Dataset listings of figures:
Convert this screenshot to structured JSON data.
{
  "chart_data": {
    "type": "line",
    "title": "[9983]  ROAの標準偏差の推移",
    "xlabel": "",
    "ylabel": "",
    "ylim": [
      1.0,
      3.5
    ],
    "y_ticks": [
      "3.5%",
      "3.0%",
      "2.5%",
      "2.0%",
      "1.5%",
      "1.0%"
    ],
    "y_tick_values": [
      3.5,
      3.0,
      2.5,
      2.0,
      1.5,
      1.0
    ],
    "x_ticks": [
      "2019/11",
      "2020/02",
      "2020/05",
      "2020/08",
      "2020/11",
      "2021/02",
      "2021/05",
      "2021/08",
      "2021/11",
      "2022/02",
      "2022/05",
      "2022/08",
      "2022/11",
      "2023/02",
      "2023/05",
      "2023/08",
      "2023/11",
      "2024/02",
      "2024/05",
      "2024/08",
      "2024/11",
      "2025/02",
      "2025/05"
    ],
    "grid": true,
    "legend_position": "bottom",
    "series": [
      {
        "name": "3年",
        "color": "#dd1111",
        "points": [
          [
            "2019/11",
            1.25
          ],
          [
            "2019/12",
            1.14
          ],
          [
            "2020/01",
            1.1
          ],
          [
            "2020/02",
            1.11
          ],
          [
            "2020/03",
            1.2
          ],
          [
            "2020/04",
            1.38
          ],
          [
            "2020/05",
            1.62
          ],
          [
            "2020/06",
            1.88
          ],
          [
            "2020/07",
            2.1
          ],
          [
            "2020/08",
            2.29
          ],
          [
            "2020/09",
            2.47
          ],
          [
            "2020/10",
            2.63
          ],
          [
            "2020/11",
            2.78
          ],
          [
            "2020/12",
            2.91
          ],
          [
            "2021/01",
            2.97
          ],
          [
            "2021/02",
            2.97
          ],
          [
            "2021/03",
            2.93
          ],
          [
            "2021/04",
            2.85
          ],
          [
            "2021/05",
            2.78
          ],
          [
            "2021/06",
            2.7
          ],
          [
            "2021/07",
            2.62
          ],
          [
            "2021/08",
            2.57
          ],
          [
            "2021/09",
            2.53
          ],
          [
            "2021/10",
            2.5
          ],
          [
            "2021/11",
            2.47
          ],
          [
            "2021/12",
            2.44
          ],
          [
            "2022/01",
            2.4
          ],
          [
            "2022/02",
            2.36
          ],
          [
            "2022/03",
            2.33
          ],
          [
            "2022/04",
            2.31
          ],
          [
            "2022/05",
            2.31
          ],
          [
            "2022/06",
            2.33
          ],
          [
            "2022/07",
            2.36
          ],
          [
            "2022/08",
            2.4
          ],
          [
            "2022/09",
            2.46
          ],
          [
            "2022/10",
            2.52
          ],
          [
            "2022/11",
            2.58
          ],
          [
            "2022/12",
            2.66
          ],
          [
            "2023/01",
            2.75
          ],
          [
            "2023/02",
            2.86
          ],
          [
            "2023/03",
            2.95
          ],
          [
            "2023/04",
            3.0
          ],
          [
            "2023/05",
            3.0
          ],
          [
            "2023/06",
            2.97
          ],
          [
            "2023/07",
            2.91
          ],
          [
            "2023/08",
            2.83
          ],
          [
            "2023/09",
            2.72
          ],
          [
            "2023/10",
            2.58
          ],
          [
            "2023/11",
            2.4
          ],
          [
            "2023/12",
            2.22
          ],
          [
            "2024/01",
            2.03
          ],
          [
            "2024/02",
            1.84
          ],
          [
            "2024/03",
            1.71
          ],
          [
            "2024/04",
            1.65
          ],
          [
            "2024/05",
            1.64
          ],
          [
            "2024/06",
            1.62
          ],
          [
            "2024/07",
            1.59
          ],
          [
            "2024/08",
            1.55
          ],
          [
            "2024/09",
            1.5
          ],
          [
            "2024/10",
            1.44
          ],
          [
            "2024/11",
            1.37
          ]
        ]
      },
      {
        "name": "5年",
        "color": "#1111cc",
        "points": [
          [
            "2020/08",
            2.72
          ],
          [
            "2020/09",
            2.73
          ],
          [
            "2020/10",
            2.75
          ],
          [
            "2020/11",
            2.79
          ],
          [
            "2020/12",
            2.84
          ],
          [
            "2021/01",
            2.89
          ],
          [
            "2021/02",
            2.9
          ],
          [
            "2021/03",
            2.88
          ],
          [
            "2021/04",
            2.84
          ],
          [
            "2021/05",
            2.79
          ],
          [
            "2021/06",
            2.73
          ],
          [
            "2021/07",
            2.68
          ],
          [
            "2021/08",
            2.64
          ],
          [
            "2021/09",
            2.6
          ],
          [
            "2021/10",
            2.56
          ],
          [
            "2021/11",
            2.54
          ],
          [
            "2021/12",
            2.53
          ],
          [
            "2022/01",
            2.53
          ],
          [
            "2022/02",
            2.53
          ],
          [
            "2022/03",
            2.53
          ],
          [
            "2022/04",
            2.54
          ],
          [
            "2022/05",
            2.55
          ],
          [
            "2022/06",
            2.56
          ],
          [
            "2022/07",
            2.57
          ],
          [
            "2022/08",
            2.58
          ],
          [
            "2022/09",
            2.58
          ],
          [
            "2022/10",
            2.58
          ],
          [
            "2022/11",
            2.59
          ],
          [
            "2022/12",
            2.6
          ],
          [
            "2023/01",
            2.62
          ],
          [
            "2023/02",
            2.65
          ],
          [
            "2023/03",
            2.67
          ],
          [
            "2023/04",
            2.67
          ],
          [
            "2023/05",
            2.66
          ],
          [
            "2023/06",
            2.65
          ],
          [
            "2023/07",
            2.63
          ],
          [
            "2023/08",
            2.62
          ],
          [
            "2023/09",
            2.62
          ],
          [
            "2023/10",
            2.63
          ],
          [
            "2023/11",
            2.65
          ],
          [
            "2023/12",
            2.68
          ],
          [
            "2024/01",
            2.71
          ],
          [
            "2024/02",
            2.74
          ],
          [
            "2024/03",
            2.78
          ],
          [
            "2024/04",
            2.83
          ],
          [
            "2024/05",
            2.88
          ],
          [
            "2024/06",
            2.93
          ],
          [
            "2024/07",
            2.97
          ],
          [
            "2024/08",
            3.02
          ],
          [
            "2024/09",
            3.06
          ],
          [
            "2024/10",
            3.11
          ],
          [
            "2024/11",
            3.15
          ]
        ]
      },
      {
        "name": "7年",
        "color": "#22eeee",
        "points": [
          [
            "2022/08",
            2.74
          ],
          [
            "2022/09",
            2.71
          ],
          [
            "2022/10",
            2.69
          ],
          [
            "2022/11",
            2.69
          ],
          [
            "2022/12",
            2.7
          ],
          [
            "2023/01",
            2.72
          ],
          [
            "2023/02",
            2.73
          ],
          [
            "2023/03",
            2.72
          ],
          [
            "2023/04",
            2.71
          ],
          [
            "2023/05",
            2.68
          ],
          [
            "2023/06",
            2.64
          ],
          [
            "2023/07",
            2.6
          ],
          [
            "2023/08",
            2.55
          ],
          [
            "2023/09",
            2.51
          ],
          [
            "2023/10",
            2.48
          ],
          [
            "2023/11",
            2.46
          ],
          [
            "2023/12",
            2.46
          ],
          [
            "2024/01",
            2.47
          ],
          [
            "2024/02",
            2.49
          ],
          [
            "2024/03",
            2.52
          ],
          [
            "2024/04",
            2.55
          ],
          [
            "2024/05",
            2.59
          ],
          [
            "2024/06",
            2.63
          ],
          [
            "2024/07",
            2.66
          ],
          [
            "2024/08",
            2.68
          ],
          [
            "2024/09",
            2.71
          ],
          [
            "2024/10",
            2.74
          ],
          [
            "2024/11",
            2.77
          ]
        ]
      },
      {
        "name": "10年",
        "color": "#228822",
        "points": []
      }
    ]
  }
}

**SHORT EXERCISE:** From the listing above, copy out each line where the word "color" appears.

**COMPLETED TASK:**
        "color": "#dd1111",
        "color": "#1111cc",
        "color": "#22eeee",
        "color": "#228822",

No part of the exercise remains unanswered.